To be done:
Using the data beneath, show every line that includes the word "name".

Data extract:
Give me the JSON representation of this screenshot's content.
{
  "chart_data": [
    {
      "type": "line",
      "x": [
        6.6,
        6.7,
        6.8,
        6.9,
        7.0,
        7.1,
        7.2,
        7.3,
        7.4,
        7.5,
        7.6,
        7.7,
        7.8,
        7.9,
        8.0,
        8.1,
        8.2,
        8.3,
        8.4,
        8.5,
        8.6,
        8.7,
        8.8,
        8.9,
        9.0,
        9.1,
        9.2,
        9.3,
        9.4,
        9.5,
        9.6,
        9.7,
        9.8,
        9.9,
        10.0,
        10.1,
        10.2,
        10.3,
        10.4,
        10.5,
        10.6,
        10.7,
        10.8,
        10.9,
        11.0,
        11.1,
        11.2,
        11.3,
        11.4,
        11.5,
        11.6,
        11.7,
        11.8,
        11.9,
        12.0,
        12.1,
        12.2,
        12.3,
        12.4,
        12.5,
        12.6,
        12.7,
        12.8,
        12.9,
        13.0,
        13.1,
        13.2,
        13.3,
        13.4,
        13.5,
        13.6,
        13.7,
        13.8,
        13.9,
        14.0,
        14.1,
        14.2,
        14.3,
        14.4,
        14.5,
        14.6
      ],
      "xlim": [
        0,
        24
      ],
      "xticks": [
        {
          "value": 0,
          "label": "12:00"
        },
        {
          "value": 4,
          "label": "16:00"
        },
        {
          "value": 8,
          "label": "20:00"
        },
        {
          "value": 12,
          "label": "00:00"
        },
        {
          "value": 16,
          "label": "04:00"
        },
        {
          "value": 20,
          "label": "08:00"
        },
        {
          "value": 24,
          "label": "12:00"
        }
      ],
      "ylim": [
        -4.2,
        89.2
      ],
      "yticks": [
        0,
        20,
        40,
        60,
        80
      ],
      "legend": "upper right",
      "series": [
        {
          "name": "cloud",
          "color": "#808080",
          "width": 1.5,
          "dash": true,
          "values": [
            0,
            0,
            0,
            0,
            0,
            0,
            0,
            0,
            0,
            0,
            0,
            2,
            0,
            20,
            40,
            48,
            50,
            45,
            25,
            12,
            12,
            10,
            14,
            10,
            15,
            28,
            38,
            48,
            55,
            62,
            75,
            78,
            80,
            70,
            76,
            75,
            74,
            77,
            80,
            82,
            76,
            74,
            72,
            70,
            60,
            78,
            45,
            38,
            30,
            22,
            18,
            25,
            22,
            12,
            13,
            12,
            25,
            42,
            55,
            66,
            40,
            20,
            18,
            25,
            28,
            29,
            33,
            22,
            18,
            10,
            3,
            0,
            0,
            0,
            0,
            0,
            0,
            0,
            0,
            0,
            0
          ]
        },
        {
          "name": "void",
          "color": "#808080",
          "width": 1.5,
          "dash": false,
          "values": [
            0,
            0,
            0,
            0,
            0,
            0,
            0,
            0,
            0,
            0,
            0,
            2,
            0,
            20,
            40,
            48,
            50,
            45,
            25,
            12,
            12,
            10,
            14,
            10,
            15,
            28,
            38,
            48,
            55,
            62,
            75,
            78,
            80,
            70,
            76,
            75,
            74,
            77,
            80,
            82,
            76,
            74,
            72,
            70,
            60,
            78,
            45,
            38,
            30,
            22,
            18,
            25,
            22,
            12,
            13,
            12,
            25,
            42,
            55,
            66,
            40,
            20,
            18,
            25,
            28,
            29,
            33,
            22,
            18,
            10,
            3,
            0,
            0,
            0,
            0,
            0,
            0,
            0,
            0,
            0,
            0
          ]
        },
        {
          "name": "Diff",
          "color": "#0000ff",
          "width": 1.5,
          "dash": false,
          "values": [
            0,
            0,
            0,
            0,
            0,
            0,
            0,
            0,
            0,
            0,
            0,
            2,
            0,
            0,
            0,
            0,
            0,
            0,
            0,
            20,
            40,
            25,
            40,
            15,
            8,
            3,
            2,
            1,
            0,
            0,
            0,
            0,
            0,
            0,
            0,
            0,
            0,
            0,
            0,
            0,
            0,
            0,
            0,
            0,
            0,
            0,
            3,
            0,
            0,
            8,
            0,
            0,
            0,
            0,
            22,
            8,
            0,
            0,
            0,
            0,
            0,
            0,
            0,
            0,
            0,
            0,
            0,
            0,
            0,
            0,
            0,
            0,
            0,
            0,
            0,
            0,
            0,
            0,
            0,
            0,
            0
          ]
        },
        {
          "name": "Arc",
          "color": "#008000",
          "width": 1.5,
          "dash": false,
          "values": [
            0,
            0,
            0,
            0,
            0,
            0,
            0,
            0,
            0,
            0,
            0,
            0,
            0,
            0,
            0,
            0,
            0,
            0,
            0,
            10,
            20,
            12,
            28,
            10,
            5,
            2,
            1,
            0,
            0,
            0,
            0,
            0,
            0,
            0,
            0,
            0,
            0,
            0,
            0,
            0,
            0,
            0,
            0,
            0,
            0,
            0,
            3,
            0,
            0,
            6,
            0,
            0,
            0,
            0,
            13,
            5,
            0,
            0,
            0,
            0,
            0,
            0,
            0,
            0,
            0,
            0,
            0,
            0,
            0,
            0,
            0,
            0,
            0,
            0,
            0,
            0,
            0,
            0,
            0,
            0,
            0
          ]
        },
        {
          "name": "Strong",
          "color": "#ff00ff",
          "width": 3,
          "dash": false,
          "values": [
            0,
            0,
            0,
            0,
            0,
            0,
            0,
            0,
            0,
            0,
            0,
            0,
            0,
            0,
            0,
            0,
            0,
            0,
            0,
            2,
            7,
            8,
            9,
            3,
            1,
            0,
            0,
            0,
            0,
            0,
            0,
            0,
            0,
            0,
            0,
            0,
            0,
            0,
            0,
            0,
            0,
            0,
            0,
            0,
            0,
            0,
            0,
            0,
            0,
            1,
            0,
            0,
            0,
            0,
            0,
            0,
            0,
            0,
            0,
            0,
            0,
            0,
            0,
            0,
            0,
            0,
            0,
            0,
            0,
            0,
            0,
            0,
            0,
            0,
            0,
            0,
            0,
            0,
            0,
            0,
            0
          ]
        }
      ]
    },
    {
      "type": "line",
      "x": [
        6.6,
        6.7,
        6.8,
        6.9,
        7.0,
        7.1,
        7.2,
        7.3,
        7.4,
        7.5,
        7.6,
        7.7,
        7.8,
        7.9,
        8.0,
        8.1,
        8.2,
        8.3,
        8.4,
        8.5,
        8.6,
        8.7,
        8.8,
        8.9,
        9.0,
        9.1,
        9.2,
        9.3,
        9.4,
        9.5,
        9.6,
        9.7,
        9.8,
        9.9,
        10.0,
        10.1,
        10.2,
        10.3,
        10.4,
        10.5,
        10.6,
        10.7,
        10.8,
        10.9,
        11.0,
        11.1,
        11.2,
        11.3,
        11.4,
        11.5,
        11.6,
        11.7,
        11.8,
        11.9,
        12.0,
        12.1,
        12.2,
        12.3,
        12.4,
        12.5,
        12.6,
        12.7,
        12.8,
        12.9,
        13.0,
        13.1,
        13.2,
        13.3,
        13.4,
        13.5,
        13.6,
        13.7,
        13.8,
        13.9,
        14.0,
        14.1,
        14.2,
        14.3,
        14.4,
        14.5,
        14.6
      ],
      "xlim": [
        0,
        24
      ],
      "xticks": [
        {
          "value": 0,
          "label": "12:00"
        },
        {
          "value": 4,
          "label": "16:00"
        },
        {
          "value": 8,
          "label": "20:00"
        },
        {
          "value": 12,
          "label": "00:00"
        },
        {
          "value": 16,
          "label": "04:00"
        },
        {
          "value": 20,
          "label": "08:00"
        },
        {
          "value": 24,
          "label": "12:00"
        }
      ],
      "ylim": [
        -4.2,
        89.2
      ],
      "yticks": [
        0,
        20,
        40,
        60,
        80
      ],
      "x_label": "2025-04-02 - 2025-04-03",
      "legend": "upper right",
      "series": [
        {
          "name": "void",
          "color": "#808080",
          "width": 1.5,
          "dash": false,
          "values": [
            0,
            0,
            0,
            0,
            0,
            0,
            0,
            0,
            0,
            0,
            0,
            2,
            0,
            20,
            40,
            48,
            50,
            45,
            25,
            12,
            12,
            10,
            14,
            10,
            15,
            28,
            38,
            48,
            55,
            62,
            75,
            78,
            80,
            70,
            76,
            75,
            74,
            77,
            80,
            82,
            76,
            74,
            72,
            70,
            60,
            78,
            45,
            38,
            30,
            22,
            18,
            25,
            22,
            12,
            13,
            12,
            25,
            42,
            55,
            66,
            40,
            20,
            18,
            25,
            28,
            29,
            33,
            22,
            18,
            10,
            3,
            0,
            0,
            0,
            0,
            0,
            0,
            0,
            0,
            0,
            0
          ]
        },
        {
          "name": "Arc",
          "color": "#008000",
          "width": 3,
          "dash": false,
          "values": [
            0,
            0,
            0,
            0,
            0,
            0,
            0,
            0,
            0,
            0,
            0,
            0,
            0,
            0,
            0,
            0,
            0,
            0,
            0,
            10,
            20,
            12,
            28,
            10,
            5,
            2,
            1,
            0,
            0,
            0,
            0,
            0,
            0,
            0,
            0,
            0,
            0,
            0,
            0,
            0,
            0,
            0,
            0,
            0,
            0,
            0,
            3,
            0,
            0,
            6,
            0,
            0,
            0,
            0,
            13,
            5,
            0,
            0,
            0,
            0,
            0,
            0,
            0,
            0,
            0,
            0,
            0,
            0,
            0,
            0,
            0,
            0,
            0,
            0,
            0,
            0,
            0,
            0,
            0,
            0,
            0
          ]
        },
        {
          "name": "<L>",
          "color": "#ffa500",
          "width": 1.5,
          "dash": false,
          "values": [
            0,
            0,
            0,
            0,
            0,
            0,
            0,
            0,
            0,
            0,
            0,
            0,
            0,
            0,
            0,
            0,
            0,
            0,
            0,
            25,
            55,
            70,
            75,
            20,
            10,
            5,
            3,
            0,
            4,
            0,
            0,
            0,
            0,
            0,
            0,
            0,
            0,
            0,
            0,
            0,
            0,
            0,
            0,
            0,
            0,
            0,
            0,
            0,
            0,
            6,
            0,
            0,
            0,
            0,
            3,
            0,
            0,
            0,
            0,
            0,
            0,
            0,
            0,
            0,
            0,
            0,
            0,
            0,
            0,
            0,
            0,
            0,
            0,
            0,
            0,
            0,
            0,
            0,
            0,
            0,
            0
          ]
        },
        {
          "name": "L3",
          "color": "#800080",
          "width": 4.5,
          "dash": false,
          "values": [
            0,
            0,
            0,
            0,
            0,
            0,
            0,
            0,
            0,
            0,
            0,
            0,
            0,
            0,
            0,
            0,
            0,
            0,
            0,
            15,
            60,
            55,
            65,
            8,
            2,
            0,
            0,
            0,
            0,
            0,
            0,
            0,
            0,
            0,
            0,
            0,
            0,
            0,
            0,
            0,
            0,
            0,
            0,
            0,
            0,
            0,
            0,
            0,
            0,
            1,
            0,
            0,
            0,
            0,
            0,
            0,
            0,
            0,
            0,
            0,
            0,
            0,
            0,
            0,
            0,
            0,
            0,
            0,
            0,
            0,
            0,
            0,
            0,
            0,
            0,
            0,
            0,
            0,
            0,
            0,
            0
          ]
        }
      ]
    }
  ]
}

Response to the task:
          "name": "cloud",
          "name": "void",
          "name": "Diff",
          "name": "Arc",
          "name": "Strong",
          "name": "void",
          "name": "Arc",
          "name": "<L>",
          "name": "L3",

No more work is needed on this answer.